───── The records

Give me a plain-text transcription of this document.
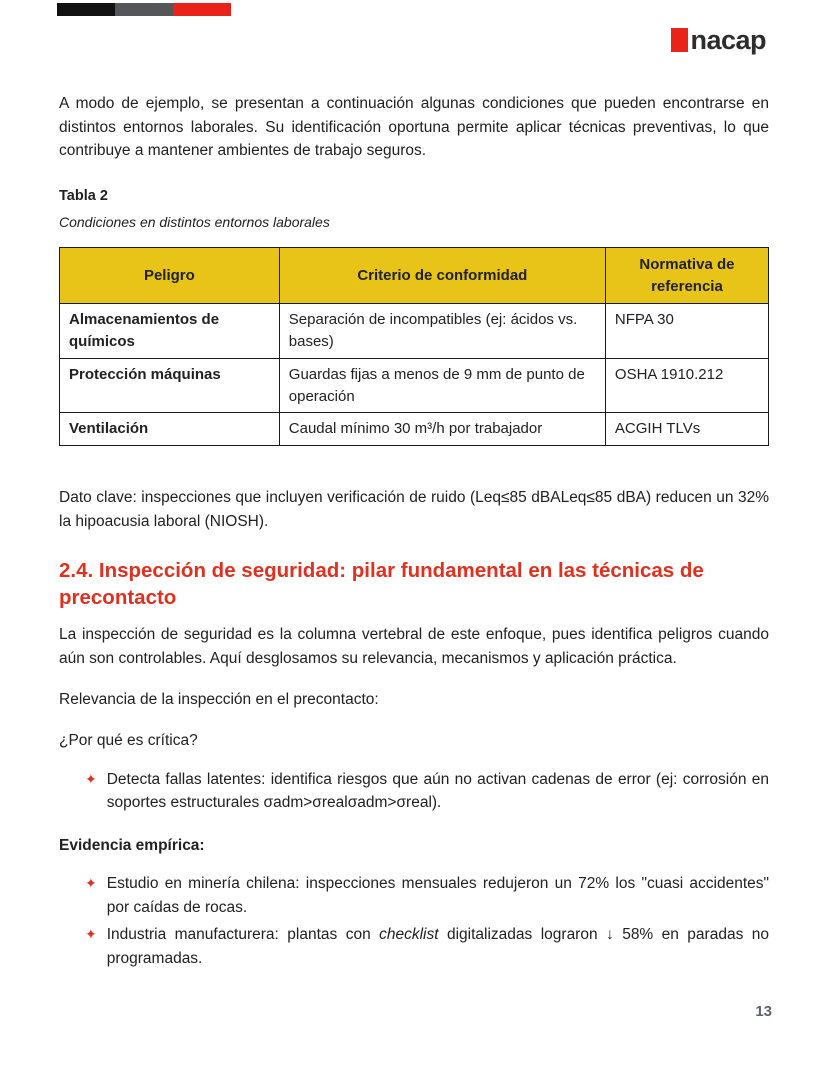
nacap

A modo de ejemplo, se presentan a continuación algunas condiciones que pueden encontrarse en distintos entornos laborales. Su identificación oportuna permite aplicar técnicas preventivas, lo que contribuye a mantener ambientes de trabajo seguros.

Tabla 2

Condiciones en distintos entornos laborales

Peligro	Criterio de conformidad	Normativa de referencia
Almacenamientos de químicos	Separación de incompatibles (ej: ácidos vs. bases)	NFPA 30
Protección máquinas	Guardas fijas a menos de 9 mm de punto de operación	OSHA 1910.212
Ventilación	Caudal mínimo 30 m³/h por trabajador	ACGIH TLVs

Dato clave: inspecciones que incluyen verificación de ruido (Leq≤85 dBALeq≤85 dBA) reducen un 32% la hipoacusia laboral (NIOSH).

2.4. Inspección de seguridad: pilar fundamental en las técnicas de precontacto

La inspección de seguridad es la columna vertebral de este enfoque, pues identifica peligros cuando aún son controlables. Aquí desglosamos su relevancia, mecanismos y aplicación práctica.

Relevancia de la inspección en el precontacto:

¿Por qué es crítica?

✦ Detecta fallas latentes: identifica riesgos que aún no activan cadenas de error (ej: corrosión en soportes estructurales σadm>σrealσadm>σreal).

Evidencia empírica:

✦ Estudio en minería chilena: inspecciones mensuales redujeron un 72% los "cuasi accidentes" por caídas de rocas.
✦ Industria manufacturera: plantas con checklist digitalizadas lograron ↓ 58% en paradas no programadas.
13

──────────

What you will do: Without including any pictures, please restate all the records exactly.

Worked answer:
Give me a plain-text transcription of this document.
nacap

A modo de ejemplo, se presentan a continuación algunas condiciones que pueden encontrarse en distintos entornos laborales. Su identificación oportuna permite aplicar técnicas preventivas, lo que contribuye a mantener ambientes de trabajo seguros.

Tabla 2

Condiciones en distintos entornos laborales

Peligro	Criterio de conformidad	Normativa de referencia
Almacenamientos de químicos	Separación de incompatibles (ej: ácidos vs. bases)	NFPA 30
Protección máquinas	Guardas fijas a menos de 9 mm de punto de operación	OSHA 1910.212
Ventilación	Caudal mínimo 30 m³/h por trabajador	ACGIH TLVs

Dato clave: inspecciones que incluyen verificación de ruido (Leq≤85 dBALeq≤85 dBA) reducen un 32% la hipoacusia laboral (NIOSH).

2.4. Inspección de seguridad: pilar fundamental en las técnicas de precontacto

La inspección de seguridad es la columna vertebral de este enfoque, pues identifica peligros cuando aún son controlables. Aquí desglosamos su relevancia, mecanismos y aplicación práctica.

Relevancia de la inspección en el precontacto:

¿Por qué es crítica?

✦ Detecta fallas latentes: identifica riesgos que aún no activan cadenas de error (ej: corrosión en soportes estructurales σadm>σrealσadm>σreal).

Evidencia empírica:

✦ Estudio en minería chilena: inspecciones mensuales redujeron un 72% los "cuasi accidentes" por caídas de rocas.
✦ Industria manufacturera: plantas con checklist digitalizadas lograron ↓ 58% en paradas no programadas.
13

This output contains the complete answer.